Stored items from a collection
┌──

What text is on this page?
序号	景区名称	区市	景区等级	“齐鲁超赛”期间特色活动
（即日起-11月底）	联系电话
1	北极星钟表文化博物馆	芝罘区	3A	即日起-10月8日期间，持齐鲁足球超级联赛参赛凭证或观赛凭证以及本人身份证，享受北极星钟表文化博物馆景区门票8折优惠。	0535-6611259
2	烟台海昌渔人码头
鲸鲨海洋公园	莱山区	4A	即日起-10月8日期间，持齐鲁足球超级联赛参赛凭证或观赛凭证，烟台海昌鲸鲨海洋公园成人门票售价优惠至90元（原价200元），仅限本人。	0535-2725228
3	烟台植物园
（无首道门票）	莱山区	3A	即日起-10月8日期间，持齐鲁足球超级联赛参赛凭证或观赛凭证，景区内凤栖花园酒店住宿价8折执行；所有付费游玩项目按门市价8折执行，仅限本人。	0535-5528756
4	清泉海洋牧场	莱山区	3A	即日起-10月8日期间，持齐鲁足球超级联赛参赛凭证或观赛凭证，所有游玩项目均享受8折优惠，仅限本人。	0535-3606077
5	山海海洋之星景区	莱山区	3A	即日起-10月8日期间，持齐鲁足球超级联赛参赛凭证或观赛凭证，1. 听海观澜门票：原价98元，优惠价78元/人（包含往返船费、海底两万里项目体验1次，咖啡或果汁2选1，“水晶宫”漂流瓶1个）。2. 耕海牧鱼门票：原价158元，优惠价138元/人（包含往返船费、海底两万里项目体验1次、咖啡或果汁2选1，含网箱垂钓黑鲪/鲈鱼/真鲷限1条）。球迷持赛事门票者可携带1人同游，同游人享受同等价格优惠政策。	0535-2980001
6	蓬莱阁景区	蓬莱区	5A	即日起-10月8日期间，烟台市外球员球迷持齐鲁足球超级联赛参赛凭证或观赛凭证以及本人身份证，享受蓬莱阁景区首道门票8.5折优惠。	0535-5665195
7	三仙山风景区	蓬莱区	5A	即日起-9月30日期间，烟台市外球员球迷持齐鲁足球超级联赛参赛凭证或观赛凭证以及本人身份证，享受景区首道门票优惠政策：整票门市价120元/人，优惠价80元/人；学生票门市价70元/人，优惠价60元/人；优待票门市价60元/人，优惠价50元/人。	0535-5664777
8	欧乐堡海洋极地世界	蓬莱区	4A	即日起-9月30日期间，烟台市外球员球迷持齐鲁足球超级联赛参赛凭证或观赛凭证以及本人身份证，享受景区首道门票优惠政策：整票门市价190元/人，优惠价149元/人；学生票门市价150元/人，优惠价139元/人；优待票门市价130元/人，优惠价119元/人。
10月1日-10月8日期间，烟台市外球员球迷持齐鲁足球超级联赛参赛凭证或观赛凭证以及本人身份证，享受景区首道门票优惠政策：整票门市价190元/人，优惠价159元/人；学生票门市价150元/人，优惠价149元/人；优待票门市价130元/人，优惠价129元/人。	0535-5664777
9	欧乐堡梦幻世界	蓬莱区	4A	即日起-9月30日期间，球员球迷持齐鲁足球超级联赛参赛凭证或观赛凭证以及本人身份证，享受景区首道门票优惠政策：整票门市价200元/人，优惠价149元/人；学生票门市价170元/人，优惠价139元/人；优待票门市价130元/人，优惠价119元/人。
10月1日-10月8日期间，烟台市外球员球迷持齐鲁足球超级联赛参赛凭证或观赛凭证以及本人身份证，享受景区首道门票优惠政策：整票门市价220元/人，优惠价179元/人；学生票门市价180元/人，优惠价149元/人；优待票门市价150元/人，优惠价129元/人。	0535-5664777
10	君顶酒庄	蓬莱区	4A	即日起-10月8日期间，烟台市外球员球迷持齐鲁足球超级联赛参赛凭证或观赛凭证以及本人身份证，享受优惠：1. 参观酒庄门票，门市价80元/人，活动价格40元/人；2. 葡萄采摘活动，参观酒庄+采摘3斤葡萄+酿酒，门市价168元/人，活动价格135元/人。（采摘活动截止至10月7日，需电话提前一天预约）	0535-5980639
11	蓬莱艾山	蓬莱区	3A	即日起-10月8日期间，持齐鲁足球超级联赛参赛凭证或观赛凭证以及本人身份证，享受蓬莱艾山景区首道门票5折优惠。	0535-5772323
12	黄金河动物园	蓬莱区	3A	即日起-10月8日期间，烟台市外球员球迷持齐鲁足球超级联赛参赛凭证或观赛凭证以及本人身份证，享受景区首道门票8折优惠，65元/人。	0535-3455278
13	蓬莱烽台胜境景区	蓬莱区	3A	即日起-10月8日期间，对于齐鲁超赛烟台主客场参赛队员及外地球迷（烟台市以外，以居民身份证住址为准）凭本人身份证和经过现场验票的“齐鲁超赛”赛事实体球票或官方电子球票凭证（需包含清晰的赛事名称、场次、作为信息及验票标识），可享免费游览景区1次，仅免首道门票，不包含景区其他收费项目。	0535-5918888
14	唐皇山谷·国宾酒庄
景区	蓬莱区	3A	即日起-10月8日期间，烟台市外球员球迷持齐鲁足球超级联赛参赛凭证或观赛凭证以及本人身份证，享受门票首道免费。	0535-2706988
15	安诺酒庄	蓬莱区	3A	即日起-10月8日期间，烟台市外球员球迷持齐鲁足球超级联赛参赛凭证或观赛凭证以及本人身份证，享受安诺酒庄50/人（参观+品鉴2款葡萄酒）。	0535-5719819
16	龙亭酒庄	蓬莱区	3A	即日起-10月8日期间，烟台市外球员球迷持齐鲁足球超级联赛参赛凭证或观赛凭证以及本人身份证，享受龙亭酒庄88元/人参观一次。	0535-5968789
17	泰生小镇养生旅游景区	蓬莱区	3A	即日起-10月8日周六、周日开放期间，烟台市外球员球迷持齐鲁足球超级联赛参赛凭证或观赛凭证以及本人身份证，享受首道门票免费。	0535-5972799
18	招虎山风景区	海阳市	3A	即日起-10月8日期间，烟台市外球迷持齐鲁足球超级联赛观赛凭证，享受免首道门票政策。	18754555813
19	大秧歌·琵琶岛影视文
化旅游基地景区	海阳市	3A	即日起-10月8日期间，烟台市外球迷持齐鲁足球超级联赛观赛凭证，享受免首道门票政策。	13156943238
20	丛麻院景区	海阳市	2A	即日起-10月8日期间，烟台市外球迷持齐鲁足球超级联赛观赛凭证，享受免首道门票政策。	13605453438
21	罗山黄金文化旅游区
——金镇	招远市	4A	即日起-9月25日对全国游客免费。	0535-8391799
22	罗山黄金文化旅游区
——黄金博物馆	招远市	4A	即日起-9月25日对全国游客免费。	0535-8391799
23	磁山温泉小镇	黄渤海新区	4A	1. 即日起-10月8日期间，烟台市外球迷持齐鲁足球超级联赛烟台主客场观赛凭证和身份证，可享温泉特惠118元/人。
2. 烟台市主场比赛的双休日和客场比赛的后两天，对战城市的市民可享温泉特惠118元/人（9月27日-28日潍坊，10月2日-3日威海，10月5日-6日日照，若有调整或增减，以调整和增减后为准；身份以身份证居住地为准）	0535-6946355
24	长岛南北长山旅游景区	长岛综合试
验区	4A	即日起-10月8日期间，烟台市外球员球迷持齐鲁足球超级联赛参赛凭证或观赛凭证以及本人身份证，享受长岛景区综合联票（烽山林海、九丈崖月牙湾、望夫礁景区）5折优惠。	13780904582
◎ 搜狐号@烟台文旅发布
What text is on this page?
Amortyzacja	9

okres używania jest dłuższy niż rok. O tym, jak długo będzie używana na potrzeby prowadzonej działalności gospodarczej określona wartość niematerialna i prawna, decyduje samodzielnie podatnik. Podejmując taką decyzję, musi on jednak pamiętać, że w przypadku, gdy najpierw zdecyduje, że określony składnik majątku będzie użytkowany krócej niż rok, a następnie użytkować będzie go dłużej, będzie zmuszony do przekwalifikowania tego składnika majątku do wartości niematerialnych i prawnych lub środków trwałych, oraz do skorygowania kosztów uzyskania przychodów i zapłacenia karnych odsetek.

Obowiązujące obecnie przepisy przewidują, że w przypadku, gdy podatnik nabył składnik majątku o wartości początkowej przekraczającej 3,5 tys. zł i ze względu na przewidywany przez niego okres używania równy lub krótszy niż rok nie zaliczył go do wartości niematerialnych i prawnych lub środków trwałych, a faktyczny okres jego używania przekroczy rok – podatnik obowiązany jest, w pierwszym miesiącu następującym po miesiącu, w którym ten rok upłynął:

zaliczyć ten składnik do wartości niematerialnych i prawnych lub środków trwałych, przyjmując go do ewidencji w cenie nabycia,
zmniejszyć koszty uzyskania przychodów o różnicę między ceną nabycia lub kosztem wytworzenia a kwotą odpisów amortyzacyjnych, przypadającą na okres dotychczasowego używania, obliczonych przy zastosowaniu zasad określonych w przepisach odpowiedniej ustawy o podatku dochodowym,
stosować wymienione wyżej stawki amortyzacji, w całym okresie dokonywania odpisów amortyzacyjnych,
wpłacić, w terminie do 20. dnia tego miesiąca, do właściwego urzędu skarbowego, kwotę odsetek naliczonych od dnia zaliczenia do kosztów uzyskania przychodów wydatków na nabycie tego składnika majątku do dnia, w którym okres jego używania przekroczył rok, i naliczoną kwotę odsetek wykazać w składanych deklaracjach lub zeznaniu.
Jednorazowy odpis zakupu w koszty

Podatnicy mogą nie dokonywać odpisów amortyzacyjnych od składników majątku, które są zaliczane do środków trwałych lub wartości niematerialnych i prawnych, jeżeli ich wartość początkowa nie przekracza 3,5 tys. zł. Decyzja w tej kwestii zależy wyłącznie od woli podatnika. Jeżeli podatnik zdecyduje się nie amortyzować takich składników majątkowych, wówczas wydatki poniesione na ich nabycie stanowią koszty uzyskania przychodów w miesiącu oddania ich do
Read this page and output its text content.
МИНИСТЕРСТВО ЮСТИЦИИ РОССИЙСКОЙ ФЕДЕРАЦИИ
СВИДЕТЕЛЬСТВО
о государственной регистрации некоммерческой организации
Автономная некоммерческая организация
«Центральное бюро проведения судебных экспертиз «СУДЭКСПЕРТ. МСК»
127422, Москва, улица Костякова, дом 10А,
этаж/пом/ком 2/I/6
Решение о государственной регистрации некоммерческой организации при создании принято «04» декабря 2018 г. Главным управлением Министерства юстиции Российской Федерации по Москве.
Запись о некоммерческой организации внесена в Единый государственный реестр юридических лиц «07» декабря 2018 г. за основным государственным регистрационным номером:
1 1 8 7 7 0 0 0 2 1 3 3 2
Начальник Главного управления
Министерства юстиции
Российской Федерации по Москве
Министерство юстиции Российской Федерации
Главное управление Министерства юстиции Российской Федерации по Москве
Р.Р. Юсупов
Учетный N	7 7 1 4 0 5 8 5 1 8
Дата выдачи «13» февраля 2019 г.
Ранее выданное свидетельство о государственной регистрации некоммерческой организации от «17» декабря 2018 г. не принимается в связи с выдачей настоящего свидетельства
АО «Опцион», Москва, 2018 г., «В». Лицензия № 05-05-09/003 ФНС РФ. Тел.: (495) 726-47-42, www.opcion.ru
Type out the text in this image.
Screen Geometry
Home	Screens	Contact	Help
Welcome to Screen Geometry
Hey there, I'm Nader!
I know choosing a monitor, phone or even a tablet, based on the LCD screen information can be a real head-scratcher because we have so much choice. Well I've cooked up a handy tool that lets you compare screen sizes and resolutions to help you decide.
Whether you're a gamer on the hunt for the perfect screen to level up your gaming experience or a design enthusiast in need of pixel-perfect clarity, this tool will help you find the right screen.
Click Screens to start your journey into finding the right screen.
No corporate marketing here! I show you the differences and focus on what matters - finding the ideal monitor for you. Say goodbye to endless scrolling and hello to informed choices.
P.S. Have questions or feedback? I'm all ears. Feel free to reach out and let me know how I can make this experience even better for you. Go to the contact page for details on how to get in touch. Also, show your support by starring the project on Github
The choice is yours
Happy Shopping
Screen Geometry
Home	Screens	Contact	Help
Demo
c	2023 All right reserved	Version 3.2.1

└──

Brief
Copy every line of the material in which the word "Министерства" occurs.

Task output
Решение о государственной регистрации некоммерческой организации при создании принято «04» декабря 2018 г. Главным управлением Министерства юстиции Российской Федерации по Москве.
Министерства юстиции
Главное управление Министерства юстиции Российской Федерации по Москве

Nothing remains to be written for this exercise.